### WHAT YOU ARE ASKED TO DO
Images are excluded; otherwise, output every record exactly.

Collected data

┏━━

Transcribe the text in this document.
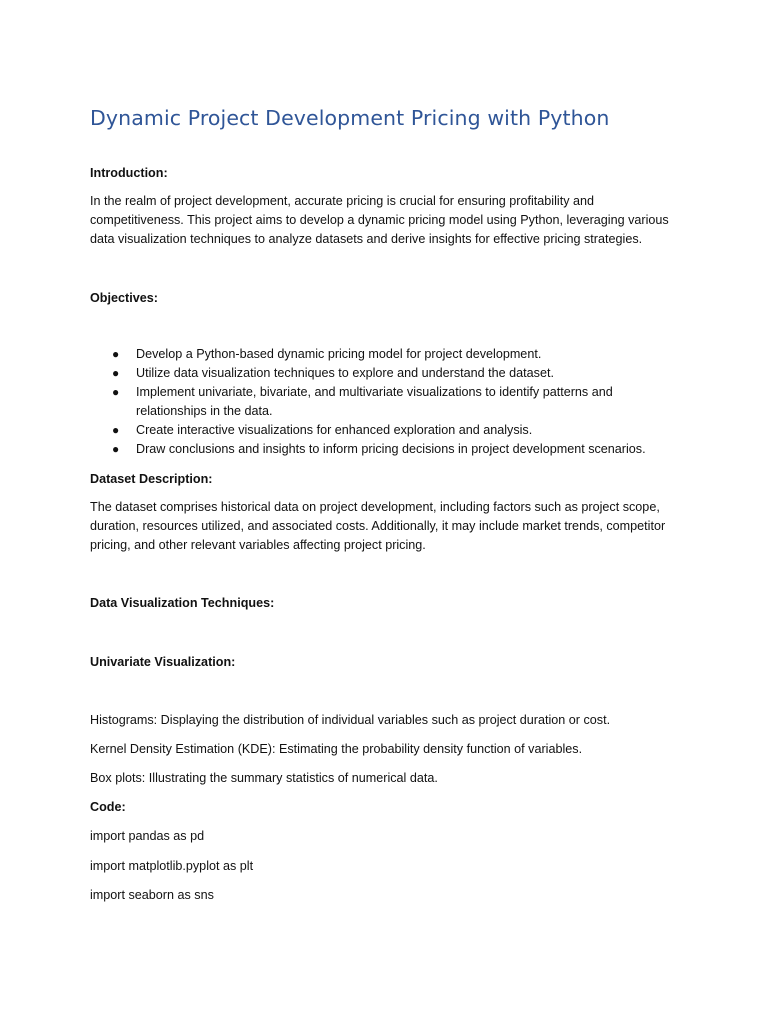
Dynamic Project Development Pricing with Python
Introduction:
In the realm of project development, accurate pricing is crucial for ensuring profitability and
competitiveness. This project aims to develop a dynamic pricing model using Python, leveraging various
data visualization techniques to analyze datasets and derive insights for effective pricing strategies.
Objectives:
● Develop a Python-based dynamic pricing model for project development.
● Utilize data visualization techniques to explore and understand the dataset.
● Implement univariate, bivariate, and multivariate visualizations to identify patterns and
relationships in the data.
● Create interactive visualizations for enhanced exploration and analysis.
● Draw conclusions and insights to inform pricing decisions in project development scenarios.
Dataset Description:
The dataset comprises historical data on project development, including factors such as project scope,
duration, resources utilized, and associated costs. Additionally, it may include market trends, competitor
pricing, and other relevant variables affecting project pricing.
Data Visualization Techniques:
Univariate Visualization:
Histograms: Displaying the distribution of individual variables such as project duration or cost.
Kernel Density Estimation (KDE): Estimating the probability density function of variables.
Box plots: Illustrating the summary statistics of numerical data.
Code:
import pandas as pd
import matplotlib.pyplot as plt
import seaborn as sns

┗━━

### SOLUTION
Transcribe the text in this document.
Dynamic Project Development Pricing with Python
Introduction:
In the realm of project development, accurate pricing is crucial for ensuring profitability and
competitiveness. This project aims to develop a dynamic pricing model using Python, leveraging various
data visualization techniques to analyze datasets and derive insights for effective pricing strategies.
Objectives:
● Develop a Python-based dynamic pricing model for project development.
● Utilize data visualization techniques to explore and understand the dataset.
● Implement univariate, bivariate, and multivariate visualizations to identify patterns and
relationships in the data.
● Create interactive visualizations for enhanced exploration and analysis.
● Draw conclusions and insights to inform pricing decisions in project development scenarios.
Dataset Description:
The dataset comprises historical data on project development, including factors such as project scope,
duration, resources utilized, and associated costs. Additionally, it may include market trends, competitor
pricing, and other relevant variables affecting project pricing.
Data Visualization Techniques:
Univariate Visualization:
Histograms: Displaying the distribution of individual variables such as project duration or cost.
Kernel Density Estimation (KDE): Estimating the probability density function of variables.
Box plots: Illustrating the summary statistics of numerical data.
Code:
import pandas as pd
import matplotlib.pyplot as plt
import seaborn as sns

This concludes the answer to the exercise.